Dataset records »
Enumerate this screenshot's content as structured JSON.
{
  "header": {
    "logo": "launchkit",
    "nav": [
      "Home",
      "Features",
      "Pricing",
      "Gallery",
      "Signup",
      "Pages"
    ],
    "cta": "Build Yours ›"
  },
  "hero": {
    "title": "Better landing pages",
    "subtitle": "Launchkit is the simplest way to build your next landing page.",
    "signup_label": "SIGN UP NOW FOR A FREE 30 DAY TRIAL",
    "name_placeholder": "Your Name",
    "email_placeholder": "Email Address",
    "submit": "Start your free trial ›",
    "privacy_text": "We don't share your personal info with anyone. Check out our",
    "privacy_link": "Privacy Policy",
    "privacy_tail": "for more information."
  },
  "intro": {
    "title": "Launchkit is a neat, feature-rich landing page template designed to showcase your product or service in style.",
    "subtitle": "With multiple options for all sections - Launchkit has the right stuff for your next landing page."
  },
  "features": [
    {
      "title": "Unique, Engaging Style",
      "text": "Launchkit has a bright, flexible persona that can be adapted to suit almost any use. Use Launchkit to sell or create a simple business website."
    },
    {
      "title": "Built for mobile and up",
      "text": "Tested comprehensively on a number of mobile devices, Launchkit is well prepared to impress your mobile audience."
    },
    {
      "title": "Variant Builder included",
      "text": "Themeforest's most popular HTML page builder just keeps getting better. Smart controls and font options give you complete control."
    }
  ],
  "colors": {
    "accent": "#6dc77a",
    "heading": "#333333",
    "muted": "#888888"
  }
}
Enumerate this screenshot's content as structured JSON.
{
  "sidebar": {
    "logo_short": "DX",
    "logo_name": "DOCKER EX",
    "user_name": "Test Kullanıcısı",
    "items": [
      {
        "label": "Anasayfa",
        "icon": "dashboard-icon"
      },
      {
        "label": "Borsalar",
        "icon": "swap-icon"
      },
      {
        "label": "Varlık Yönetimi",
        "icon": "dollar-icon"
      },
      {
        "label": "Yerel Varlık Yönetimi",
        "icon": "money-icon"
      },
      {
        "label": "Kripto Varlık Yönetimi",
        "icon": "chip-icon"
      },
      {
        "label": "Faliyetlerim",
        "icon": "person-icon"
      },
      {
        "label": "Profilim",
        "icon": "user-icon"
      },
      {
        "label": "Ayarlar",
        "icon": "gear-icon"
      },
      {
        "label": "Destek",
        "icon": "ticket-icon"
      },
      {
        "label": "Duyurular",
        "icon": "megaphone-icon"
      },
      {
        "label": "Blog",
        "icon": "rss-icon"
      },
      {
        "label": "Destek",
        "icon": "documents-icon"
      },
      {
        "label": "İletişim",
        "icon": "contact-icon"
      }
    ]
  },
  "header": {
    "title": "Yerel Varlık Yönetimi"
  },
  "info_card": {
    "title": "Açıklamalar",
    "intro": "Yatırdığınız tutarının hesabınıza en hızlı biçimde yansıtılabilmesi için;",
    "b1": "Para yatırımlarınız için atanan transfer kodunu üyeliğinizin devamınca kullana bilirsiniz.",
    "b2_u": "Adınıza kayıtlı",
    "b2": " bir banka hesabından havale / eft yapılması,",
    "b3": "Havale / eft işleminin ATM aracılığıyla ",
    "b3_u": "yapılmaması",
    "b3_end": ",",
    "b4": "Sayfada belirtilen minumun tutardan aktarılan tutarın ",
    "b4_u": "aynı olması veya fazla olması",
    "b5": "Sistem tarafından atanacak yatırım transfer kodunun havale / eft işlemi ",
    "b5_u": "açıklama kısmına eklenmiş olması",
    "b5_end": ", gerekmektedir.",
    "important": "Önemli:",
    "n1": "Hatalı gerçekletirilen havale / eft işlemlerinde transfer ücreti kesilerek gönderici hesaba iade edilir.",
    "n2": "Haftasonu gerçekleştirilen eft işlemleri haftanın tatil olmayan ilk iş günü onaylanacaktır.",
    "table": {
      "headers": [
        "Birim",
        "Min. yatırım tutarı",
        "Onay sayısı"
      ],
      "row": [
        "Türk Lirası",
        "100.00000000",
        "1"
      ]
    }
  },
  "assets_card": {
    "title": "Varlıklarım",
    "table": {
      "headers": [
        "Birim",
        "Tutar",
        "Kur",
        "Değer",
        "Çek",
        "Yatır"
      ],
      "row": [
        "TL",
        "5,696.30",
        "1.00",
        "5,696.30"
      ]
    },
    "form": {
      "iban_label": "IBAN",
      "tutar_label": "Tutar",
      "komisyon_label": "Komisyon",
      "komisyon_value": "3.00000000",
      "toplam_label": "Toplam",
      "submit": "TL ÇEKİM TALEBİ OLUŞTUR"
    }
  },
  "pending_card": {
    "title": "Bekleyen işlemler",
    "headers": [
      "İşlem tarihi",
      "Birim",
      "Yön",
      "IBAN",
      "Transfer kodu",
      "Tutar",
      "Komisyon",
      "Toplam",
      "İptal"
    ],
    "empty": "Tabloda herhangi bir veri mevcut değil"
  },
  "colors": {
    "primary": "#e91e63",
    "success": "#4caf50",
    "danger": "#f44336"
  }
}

Exercise goal » Restate each record exactly as written.

Result of the task »
Enumerate this screenshot's content as structured JSON.
{
  "header": {
    "logo": "launchkit",
    "nav": [
      "Home",
      "Features",
      "Pricing",
      "Gallery",
      "Signup",
      "Pages"
    ],
    "cta": "Build Yours ›"
  },
  "hero": {
    "title": "Better landing pages",
    "subtitle": "Launchkit is the simplest way to build your next landing page.",
    "signup_label": "SIGN UP NOW FOR A FREE 30 DAY TRIAL",
    "name_placeholder": "Your Name",
    "email_placeholder": "Email Address",
    "submit": "Start your free trial ›",
    "privacy_text": "We don't share your personal info with anyone. Check out our",
    "privacy_link": "Privacy Policy",
    "privacy_tail": "for more information."
  },
  "intro": {
    "title": "Launchkit is a neat, feature-rich landing page template designed to showcase your product or service in style.",
    "subtitle": "With multiple options for all sections - Launchkit has the right stuff for your next landing page."
  },
  "features": [
    {
      "title": "Unique, Engaging Style",
      "text": "Launchkit has a bright, flexible persona that can be adapted to suit almost any use. Use Launchkit to sell or create a simple business website."
    },
    {
      "title": "Built for mobile and up",
      "text": "Tested comprehensively on a number of mobile devices, Launchkit is well prepared to impress your mobile audience."
    },
    {
      "title": "Variant Builder included",
      "text": "Themeforest's most popular HTML page builder just keeps getting better. Smart controls and font options give you complete control."
    }
  ],
  "colors": {
    "accent": "#6dc77a",
    "heading": "#333333",
    "muted": "#888888"
  }
}
Enumerate this screenshot's content as structured JSON.
{
  "sidebar": {
    "logo_short": "DX",
    "logo_name": "DOCKER EX",
    "user_name": "Test Kullanıcısı",
    "items": [
      {
        "label": "Anasayfa",
        "icon": "dashboard-icon"
      },
      {
        "label": "Borsalar",
        "icon": "swap-icon"
      },
      {
        "label": "Varlık Yönetimi",
        "icon": "dollar-icon"
      },
      {
        "label": "Yerel Varlık Yönetimi",
        "icon": "money-icon"
      },
      {
        "label": "Kripto Varlık Yönetimi",
        "icon": "chip-icon"
      },
      {
        "label": "Faliyetlerim",
        "icon": "person-icon"
      },
      {
        "label": "Profilim",
        "icon": "user-icon"
      },
      {
        "label": "Ayarlar",
        "icon": "gear-icon"
      },
      {
        "label": "Destek",
        "icon": "ticket-icon"
      },
      {
        "label": "Duyurular",
        "icon": "megaphone-icon"
      },
      {
        "label": "Blog",
        "icon": "rss-icon"
      },
      {
        "label": "Destek",
        "icon": "documents-icon"
      },
      {
        "label": "İletişim",
        "icon": "contact-icon"
      }
    ]
  },
  "header": {
    "title": "Yerel Varlık Yönetimi"
  },
  "info_card": {
    "title": "Açıklamalar",
    "intro": "Yatırdığınız tutarının hesabınıza en hızlı biçimde yansıtılabilmesi için;",
    "b1": "Para yatırımlarınız için atanan transfer kodunu üyeliğinizin devamınca kullana bilirsiniz.",
    "b2_u": "Adınıza kayıtlı",
    "b2": " bir banka hesabından havale / eft yapılması,",
    "b3": "Havale / eft işleminin ATM aracılığıyla ",
    "b3_u": "yapılmaması",
    "b3_end": ",",
    "b4": "Sayfada belirtilen minumun tutardan aktarılan tutarın ",
    "b4_u": "aynı olması veya fazla olması",
    "b5": "Sistem tarafından atanacak yatırım transfer kodunun havale / eft işlemi ",
    "b5_u": "açıklama kısmına eklenmiş olması",
    "b5_end": ", gerekmektedir.",
    "important": "Önemli:",
    "n1": "Hatalı gerçekletirilen havale / eft işlemlerinde transfer ücreti kesilerek gönderici hesaba iade edilir.",
    "n2": "Haftasonu gerçekleştirilen eft işlemleri haftanın tatil olmayan ilk iş günü onaylanacaktır.",
    "table": {
      "headers": [
        "Birim",
        "Min. yatırım tutarı",
        "Onay sayısı"
      ],
      "row": [
        "Türk Lirası",
        "100.00000000",
        "1"
      ]
    }
  },
  "assets_card": {
    "title": "Varlıklarım",
    "table": {
      "headers": [
        "Birim",
        "Tutar",
        "Kur",
        "Değer",
        "Çek",
        "Yatır"
      ],
      "row": [
        "TL",
        "5,696.30",
        "1.00",
        "5,696.30"
      ]
    },
    "form": {
      "iban_label": "IBAN",
      "tutar_label": "Tutar",
      "komisyon_label": "Komisyon",
      "komisyon_value": "3.00000000",
      "toplam_label": "Toplam",
      "submit": "TL ÇEKİM TALEBİ OLUŞTUR"
    }
  },
  "pending_card": {
    "title": "Bekleyen işlemler",
    "headers": [
      "İşlem tarihi",
      "Birim",
      "Yön",
      "IBAN",
      "Transfer kodu",
      "Tutar",
      "Komisyon",
      "Toplam",
      "İptal"
    ],
    "empty": "Tabloda herhangi bir veri mevcut değil"
  },
  "colors": {
    "primary": "#e91e63",
    "success": "#4caf50",
    "danger": "#f44336"
  }
}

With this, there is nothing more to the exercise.